● **Problem to work on**
Restate each of the lines below word for word and drop every picture.

● **Supplied data**
........

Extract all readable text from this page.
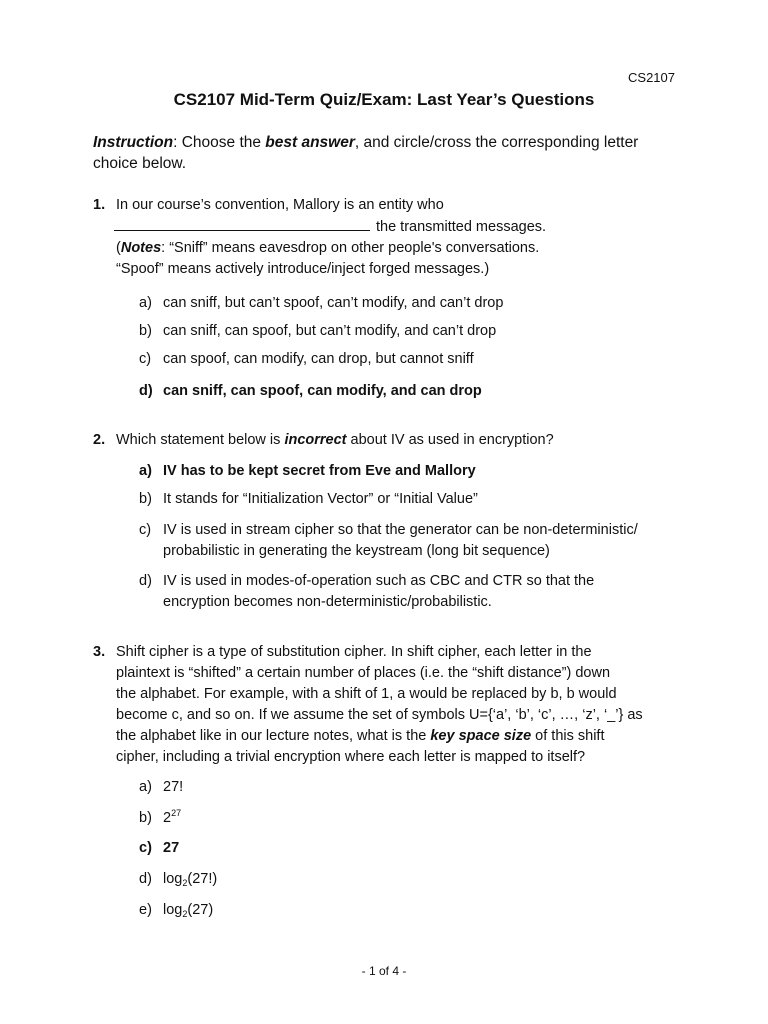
CS2107
CS2107 Mid-Term Quiz/Exam: Last Year’s Questions
Instruction: Choose the best answer, and circle/cross the corresponding letter choice below.
1. In our course’s convention, Mallory is an entity who
the transmitted messages.
(Notes: “Sniff” means eavesdrop on other people's conversations.
“Spoof” means actively introduce/inject forged messages.)
a) can sniff, but can’t spoof, can’t modify, and can’t drop
b) can sniff, can spoof, but can’t modify, and can’t drop
c) can spoof, can modify, can drop, but cannot sniff
d) can sniff, can spoof, can modify, and can drop
2. Which statement below is incorrect about IV as used in encryption?
a) IV has to be kept secret from Eve and Mallory
b) It stands for “Initialization Vector” or “Initial Value”
c) IV is used in stream cipher so that the generator can be non-deterministic/
probabilistic in generating the keystream (long bit sequence)
d) IV is used in modes-of-operation such as CBC and CTR so that the
encryption becomes non-deterministic/probabilistic.
3. Shift cipher is a type of substitution cipher. In shift cipher, each letter in the
plaintext is “shifted” a certain number of places (i.e. the “shift distance”) down
the alphabet. For example, with a shift of 1, a would be replaced by b, b would
become c, and so on. If we assume the set of symbols U={‘a’, ‘b’, ‘c’, …, ‘z’, ‘_’} as
the alphabet like in our lecture notes, what is the key space size of this shift
cipher, including a trivial encryption where each letter is mapped to itself?
a) 27!
b) $2^{27}$
c) 27
d) $\log_2(27!)$
e) $\log_2(27)$
- 1 of 4 -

........

● **Full response**
Extract all readable text from this page.
CS2107
CS2107 Mid-Term Quiz/Exam: Last Year’s Questions
Instruction: Choose the best answer, and circle/cross the corresponding letter choice below.
1. In our course’s convention, Mallory is an entity who
the transmitted messages.
(Notes: “Sniff” means eavesdrop on other people's conversations.
“Spoof” means actively introduce/inject forged messages.)
a) can sniff, but can’t spoof, can’t modify, and can’t drop
b) can sniff, can spoof, but can’t modify, and can’t drop
c) can spoof, can modify, can drop, but cannot sniff
d) can sniff, can spoof, can modify, and can drop
2. Which statement below is incorrect about IV as used in encryption?
a) IV has to be kept secret from Eve and Mallory
b) It stands for “Initialization Vector” or “Initial Value”
c) IV is used in stream cipher so that the generator can be non-deterministic/
probabilistic in generating the keystream (long bit sequence)
d) IV is used in modes-of-operation such as CBC and CTR so that the
encryption becomes non-deterministic/probabilistic.
3. Shift cipher is a type of substitution cipher. In shift cipher, each letter in the
plaintext is “shifted” a certain number of places (i.e. the “shift distance”) down
the alphabet. For example, with a shift of 1, a would be replaced by b, b would
become c, and so on. If we assume the set of symbols U={‘a’, ‘b’, ‘c’, …, ‘z’, ‘_’} as
the alphabet like in our lecture notes, what is the key space size of this shift
cipher, including a trivial encryption where each letter is mapped to itself?
a) 27!
b) $2^{27}$
c) 27
d) $\log_2(27!)$
e) $\log_2(27)$
- 1 of 4 -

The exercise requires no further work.